**YOUR GOAL:** Check each line of the data below for the word "count", then extract the ones that have it.

(Figure content listings)
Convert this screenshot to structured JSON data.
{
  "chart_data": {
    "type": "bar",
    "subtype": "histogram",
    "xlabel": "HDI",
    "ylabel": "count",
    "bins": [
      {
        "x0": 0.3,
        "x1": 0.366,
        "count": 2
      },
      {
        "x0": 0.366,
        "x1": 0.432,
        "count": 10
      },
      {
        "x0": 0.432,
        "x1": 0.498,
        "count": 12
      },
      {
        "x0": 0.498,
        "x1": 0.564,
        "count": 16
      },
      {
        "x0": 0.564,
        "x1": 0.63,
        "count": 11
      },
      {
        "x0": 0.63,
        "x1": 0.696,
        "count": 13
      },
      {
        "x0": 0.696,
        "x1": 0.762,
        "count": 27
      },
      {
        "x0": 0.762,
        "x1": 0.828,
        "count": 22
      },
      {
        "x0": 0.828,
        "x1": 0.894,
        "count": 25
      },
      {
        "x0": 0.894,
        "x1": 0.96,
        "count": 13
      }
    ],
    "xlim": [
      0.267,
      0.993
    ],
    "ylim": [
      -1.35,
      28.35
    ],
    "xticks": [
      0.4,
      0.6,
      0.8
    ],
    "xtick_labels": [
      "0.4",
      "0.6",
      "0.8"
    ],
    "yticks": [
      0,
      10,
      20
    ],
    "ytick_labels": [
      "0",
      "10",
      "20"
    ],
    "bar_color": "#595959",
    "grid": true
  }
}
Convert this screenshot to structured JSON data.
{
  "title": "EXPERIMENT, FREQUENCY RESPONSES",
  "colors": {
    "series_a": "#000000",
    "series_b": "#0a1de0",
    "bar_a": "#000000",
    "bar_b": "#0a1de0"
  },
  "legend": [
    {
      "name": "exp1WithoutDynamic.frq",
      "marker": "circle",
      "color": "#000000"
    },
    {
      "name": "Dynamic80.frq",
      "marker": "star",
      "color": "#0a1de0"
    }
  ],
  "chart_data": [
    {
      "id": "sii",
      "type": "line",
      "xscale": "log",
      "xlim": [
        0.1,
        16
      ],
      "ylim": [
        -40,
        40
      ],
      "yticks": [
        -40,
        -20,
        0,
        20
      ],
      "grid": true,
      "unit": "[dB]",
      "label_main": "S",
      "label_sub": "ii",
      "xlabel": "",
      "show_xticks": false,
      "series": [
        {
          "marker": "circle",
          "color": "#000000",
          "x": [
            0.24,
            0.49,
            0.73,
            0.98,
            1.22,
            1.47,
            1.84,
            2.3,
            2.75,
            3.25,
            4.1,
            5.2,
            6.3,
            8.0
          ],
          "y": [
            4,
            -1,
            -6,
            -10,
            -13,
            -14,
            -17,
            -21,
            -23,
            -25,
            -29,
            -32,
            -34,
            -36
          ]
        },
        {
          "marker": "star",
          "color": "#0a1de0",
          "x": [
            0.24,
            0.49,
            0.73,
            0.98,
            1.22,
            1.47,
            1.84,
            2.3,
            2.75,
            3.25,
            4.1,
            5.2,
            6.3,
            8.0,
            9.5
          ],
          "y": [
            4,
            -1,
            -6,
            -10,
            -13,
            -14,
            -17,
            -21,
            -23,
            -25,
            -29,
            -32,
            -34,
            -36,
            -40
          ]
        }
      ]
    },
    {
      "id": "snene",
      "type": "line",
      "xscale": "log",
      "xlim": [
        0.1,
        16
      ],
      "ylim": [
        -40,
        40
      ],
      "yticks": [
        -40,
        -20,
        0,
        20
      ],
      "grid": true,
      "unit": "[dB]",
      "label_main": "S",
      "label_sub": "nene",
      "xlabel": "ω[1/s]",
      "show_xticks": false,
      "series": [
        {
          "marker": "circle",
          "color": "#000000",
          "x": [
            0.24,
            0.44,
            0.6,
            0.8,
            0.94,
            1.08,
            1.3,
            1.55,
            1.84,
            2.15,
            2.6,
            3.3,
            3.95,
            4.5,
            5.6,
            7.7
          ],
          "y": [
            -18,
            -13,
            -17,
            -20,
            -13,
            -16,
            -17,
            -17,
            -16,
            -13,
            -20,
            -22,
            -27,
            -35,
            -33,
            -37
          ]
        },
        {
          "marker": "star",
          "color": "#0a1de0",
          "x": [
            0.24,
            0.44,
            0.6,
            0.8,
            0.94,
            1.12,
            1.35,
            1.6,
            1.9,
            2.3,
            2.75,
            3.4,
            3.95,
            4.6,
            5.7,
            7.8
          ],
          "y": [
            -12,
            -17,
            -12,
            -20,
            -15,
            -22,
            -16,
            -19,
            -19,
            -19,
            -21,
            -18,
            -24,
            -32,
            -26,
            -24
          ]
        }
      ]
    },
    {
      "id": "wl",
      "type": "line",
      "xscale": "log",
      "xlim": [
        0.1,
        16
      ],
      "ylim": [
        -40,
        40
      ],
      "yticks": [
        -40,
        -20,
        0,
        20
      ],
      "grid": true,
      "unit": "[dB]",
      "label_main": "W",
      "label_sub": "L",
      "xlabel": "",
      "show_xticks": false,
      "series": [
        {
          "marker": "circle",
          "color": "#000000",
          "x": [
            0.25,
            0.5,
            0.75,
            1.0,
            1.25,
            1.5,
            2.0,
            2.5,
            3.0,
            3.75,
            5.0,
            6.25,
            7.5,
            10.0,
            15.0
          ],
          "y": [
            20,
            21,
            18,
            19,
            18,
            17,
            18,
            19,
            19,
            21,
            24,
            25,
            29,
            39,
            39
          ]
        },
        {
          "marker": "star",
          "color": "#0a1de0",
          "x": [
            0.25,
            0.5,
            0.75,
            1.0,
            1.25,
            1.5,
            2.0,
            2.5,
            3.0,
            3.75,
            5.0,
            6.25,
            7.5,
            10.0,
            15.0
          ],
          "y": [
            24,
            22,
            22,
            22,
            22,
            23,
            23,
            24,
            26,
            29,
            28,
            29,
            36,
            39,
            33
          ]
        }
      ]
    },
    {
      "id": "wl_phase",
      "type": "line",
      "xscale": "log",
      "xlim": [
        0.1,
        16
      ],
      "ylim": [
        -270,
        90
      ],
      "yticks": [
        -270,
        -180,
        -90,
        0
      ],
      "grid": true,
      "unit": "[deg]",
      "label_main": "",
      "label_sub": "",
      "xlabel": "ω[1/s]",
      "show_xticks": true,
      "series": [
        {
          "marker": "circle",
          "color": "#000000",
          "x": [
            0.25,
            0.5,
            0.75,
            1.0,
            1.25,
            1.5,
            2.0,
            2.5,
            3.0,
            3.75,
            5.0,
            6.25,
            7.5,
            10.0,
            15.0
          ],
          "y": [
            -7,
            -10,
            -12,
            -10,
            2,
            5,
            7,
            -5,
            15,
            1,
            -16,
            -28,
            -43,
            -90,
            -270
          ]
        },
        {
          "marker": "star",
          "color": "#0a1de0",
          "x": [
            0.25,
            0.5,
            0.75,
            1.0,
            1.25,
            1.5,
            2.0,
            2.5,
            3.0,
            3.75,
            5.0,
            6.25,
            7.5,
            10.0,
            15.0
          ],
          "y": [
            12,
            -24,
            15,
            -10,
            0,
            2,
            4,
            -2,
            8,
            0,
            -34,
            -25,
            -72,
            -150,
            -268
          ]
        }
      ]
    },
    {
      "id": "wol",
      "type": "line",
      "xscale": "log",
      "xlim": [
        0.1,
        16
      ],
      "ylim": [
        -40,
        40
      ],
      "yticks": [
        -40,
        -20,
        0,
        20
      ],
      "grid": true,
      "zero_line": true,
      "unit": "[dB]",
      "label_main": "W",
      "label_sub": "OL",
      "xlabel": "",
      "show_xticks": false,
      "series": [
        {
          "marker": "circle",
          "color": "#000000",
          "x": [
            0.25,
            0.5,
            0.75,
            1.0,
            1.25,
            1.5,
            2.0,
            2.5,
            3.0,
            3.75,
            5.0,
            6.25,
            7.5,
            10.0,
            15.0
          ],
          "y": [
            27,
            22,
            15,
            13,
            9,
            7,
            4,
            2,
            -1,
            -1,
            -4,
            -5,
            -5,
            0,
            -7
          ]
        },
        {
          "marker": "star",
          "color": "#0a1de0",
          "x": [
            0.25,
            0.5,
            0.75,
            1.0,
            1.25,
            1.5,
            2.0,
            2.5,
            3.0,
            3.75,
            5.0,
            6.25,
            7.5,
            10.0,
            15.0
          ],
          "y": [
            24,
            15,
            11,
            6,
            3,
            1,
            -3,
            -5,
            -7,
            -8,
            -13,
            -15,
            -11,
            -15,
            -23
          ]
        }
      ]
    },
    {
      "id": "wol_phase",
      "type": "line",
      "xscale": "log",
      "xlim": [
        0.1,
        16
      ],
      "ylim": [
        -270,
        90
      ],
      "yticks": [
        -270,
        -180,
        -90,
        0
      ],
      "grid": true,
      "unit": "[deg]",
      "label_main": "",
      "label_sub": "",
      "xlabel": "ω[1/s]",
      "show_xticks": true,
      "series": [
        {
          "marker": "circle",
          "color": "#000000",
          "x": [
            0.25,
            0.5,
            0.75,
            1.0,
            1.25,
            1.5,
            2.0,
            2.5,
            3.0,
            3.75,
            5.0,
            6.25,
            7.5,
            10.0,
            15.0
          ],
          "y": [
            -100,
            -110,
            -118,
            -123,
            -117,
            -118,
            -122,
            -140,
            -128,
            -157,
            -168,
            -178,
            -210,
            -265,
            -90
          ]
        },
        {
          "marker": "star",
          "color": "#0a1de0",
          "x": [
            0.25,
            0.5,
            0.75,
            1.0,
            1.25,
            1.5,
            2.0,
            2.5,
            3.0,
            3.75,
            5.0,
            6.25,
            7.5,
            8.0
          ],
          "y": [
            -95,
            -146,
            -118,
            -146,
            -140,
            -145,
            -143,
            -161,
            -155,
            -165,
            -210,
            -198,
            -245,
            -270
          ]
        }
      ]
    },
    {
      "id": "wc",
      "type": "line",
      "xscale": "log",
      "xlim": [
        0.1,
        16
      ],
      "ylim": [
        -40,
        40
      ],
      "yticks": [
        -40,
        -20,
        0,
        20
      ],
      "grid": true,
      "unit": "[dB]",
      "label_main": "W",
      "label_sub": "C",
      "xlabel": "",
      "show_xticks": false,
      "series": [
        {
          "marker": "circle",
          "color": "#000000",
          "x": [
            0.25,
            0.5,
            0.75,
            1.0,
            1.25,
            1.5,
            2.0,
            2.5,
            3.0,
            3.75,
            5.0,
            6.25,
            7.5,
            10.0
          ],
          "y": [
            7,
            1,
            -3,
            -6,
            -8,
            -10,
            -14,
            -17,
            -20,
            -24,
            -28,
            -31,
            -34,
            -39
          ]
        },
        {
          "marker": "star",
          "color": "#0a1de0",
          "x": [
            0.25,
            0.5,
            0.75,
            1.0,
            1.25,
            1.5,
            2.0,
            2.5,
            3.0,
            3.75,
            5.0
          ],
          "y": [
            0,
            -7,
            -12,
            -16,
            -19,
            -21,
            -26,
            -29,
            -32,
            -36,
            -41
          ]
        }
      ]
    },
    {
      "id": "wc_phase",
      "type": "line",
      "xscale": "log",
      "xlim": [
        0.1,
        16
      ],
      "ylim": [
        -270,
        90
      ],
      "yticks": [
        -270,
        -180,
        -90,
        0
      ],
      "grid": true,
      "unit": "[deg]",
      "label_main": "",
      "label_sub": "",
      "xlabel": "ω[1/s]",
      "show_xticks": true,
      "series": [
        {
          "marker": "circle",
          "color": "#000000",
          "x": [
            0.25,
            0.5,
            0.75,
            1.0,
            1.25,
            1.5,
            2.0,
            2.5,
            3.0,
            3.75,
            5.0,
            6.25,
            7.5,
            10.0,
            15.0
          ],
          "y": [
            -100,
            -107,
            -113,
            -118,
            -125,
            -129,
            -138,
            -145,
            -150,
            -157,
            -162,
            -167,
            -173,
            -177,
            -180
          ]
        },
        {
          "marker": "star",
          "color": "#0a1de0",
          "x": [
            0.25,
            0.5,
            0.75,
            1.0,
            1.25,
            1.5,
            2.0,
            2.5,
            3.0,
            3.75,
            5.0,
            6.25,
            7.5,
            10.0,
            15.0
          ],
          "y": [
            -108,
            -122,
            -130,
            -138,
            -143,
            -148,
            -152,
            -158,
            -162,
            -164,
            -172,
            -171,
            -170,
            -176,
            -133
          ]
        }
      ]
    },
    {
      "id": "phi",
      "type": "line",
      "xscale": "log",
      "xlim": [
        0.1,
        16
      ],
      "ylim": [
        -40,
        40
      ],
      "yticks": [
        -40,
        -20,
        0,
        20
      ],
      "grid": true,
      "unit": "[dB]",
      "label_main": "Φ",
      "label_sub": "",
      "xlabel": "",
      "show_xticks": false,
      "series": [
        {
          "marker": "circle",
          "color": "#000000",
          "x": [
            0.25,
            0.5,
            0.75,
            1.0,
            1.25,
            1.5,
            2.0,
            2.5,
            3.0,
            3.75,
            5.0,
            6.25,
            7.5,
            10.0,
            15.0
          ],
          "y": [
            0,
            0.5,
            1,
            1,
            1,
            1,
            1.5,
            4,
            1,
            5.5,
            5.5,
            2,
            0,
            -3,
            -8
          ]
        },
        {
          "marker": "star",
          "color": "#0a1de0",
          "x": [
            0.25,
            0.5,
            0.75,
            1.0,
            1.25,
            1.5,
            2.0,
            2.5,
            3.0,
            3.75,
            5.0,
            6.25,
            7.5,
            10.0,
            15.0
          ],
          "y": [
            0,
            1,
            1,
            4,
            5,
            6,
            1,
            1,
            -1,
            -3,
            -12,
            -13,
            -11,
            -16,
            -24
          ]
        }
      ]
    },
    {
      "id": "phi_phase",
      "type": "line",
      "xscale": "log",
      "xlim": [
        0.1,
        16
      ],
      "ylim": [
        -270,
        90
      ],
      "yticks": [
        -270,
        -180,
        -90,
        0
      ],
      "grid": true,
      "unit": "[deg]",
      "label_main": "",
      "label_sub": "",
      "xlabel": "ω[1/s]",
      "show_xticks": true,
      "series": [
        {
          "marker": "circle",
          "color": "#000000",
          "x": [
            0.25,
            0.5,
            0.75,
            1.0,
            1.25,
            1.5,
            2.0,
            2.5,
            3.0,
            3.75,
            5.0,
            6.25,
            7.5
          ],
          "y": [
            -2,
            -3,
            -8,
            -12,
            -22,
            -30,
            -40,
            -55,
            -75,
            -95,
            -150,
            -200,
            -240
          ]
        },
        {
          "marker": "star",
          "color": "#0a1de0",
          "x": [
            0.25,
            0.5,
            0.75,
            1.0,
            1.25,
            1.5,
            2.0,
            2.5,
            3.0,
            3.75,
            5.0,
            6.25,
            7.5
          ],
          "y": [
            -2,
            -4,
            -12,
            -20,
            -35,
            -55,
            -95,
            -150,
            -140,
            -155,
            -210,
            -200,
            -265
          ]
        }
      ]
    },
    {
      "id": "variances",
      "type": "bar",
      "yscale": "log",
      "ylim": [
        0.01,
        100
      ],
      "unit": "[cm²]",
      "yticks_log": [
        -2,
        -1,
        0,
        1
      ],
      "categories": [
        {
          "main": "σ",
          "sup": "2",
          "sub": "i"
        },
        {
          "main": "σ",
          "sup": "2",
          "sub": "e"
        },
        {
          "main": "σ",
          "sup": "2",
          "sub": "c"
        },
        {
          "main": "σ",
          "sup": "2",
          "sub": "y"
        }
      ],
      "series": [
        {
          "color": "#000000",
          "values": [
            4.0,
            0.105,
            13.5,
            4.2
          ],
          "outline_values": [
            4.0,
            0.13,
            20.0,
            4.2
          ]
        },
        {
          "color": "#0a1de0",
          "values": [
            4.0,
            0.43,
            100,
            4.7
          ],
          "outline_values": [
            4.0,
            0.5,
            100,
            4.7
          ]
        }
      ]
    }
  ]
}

**SOLUTION FOR THIS PROBLEM:**
    "ylabel": "count",
        "count": 2
        "count": 10
        "count": 12
        "count": 16
        "count": 11
        "count": 13
        "count": 27
        "count": 22
        "count": 25
        "count": 13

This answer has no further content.